EXERCISE. Which lines hold the word "Animated"? Copy each of them from the material.
+ + +
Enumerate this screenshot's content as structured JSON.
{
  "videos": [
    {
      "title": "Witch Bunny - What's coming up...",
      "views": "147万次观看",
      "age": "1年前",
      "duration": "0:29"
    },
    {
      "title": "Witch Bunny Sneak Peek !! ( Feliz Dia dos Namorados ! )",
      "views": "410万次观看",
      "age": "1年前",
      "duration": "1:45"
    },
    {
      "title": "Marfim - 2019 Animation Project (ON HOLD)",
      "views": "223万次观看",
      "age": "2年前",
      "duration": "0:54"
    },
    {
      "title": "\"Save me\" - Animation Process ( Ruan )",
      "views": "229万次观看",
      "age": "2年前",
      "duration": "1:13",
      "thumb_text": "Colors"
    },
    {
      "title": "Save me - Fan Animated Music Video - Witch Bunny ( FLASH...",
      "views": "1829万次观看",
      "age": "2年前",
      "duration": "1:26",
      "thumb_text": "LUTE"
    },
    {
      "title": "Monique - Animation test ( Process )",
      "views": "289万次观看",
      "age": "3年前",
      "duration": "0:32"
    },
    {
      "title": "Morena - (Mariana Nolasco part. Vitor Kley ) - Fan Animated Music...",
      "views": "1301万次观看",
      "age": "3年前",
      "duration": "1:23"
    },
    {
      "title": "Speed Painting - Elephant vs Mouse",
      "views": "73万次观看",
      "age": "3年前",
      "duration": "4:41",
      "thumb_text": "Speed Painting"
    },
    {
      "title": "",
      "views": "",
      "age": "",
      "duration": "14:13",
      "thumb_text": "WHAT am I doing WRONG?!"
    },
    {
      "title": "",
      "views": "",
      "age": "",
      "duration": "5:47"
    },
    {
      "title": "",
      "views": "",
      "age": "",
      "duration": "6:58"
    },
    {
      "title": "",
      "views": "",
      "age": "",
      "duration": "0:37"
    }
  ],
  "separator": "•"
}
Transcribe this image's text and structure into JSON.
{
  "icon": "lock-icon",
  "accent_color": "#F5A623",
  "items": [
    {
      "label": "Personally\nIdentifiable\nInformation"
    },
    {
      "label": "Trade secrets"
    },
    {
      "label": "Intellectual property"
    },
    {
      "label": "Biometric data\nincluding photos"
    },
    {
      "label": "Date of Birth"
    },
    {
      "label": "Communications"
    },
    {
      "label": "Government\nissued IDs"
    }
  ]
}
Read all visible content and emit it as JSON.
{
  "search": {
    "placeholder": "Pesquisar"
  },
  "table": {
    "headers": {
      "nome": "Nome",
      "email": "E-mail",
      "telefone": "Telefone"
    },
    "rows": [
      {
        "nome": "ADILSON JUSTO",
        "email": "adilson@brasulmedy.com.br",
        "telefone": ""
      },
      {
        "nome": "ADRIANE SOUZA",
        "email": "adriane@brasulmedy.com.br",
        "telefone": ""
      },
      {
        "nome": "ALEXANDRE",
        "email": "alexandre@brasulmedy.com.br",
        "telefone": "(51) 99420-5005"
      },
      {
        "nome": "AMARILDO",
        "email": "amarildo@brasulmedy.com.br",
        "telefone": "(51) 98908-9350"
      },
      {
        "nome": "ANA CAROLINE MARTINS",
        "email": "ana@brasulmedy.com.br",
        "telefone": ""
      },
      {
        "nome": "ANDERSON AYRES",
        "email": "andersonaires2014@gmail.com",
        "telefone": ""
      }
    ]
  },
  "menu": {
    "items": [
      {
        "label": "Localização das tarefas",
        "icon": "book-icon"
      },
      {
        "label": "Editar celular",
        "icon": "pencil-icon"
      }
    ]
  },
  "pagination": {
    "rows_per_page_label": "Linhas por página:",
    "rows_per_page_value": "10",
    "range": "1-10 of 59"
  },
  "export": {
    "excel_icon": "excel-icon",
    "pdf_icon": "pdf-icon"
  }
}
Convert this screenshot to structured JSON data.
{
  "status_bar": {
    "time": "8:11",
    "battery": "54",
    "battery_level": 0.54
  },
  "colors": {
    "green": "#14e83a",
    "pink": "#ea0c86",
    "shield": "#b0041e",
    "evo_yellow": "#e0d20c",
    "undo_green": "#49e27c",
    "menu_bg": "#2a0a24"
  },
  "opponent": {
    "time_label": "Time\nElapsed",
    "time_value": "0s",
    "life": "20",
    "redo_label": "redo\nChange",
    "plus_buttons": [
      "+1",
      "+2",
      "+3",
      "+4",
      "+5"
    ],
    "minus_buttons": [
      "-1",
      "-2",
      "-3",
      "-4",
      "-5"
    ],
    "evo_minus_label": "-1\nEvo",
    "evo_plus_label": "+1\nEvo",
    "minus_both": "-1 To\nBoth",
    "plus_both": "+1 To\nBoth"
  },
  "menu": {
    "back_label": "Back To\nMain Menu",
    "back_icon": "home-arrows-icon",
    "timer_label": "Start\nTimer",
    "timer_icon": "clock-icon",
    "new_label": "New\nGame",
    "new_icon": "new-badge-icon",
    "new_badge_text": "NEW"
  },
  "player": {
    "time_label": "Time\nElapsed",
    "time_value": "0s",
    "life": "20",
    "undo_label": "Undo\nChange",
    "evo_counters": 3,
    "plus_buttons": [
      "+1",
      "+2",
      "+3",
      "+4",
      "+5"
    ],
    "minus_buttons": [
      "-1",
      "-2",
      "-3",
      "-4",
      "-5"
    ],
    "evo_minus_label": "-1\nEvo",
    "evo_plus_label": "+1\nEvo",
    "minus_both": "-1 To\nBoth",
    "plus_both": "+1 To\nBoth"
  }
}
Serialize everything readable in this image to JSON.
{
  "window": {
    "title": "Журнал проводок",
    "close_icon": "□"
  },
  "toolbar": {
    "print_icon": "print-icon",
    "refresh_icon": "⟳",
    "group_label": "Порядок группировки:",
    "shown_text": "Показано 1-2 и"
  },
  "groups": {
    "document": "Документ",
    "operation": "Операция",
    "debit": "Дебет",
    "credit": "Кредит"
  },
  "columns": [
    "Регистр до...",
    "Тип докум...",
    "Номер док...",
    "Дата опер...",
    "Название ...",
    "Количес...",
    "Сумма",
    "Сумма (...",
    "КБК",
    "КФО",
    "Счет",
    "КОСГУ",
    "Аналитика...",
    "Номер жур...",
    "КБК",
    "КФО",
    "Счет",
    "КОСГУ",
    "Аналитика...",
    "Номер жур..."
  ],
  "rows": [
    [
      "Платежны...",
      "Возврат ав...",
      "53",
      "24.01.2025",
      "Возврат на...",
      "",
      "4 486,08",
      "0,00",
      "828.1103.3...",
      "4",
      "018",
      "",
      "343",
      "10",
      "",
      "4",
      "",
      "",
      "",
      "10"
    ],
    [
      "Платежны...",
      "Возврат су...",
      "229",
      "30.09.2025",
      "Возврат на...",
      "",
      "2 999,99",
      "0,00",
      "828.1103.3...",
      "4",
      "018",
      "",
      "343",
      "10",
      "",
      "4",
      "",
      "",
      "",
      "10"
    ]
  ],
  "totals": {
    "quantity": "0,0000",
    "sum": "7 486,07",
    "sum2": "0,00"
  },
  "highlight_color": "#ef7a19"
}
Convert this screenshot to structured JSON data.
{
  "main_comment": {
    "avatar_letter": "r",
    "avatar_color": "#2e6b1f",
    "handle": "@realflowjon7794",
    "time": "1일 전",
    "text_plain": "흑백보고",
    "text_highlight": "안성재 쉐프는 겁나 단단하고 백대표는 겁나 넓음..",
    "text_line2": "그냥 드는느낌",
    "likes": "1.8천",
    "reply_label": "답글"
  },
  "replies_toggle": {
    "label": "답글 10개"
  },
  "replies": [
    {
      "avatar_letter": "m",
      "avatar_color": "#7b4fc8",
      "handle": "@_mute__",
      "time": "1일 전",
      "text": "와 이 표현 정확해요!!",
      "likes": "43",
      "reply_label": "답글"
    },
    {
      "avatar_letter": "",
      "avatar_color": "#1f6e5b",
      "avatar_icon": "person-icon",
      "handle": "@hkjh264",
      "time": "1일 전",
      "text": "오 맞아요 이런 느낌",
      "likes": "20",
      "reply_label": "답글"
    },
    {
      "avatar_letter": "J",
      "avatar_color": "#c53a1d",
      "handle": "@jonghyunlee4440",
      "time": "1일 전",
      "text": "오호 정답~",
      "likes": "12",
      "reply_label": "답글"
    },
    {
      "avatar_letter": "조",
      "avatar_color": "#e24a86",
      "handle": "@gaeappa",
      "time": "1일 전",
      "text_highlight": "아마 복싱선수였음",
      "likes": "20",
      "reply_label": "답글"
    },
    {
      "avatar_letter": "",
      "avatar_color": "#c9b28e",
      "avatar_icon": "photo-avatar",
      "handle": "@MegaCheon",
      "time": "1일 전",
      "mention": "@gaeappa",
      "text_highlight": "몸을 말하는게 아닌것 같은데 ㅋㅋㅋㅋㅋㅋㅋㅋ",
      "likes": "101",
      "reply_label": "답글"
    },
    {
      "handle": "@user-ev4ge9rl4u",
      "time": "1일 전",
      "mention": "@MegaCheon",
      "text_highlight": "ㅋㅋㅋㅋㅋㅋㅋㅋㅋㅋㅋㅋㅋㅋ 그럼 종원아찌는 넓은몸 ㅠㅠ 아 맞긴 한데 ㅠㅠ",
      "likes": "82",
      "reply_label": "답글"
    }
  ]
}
+ + +
EXERCISE SOLUTION.
      "title": "Save me - Fan Animated Music Video - Witch Bunny ( FLASH...",
      "title": "Morena - (Mariana Nolasco part. Vitor Kley ) - Fan Animated Music...",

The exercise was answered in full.